REQUIRED WORK:
Out of the lines in this data, how many include "посягающие"? Give the number and nothing else.

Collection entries

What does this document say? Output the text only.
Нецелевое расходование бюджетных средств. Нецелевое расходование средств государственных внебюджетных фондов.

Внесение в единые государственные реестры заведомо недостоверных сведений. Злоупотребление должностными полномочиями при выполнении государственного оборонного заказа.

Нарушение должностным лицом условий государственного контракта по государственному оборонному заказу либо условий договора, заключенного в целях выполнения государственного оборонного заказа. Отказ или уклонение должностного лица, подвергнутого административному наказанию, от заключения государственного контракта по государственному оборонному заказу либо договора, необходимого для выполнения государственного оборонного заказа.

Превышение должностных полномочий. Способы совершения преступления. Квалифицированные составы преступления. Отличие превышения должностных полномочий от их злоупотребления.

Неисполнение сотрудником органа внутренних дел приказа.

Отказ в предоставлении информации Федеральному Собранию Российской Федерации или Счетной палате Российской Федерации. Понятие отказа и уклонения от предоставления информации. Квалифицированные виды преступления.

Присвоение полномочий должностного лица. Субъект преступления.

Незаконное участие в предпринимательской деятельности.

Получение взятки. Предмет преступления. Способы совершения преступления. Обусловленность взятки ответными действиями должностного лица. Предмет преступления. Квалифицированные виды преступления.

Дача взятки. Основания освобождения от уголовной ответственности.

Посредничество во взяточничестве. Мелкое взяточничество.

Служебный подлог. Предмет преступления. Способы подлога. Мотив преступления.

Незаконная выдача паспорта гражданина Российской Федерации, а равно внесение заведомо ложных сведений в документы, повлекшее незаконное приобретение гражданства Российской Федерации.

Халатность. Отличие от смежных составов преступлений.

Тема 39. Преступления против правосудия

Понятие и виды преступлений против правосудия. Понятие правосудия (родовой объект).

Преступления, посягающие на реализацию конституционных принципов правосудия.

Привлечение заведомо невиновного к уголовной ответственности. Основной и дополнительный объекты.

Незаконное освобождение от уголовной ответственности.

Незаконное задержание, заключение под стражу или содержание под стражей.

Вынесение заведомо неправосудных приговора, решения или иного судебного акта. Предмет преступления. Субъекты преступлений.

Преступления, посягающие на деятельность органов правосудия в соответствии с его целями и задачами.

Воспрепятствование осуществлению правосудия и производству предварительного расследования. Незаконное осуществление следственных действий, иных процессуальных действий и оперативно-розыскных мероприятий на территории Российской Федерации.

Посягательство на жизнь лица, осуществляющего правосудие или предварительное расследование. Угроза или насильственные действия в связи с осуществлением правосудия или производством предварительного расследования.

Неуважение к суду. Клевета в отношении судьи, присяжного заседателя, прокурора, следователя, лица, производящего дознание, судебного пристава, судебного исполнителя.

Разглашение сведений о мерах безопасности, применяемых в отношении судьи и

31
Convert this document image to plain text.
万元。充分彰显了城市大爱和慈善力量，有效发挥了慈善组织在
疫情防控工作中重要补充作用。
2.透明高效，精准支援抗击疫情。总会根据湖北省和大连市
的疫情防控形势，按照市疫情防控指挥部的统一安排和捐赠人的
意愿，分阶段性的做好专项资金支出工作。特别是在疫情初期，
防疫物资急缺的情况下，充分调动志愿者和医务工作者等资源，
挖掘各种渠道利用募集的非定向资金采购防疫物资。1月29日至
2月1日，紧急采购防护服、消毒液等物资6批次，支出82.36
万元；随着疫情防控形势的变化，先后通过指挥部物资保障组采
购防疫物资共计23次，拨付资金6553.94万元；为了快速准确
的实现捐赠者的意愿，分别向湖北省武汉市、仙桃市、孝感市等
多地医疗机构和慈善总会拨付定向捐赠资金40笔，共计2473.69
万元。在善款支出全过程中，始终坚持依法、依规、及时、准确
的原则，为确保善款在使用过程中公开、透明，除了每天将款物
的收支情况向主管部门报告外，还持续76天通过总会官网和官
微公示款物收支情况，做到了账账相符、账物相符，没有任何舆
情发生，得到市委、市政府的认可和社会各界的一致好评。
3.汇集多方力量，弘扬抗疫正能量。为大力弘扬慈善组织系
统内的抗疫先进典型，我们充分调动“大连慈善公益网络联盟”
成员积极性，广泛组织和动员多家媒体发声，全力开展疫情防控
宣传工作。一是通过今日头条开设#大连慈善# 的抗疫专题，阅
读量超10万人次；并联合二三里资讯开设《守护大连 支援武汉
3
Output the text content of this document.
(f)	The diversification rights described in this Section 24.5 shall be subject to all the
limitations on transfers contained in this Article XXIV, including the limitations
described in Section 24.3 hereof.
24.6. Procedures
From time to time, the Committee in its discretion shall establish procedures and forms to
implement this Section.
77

COMPLETE ANSWER:
2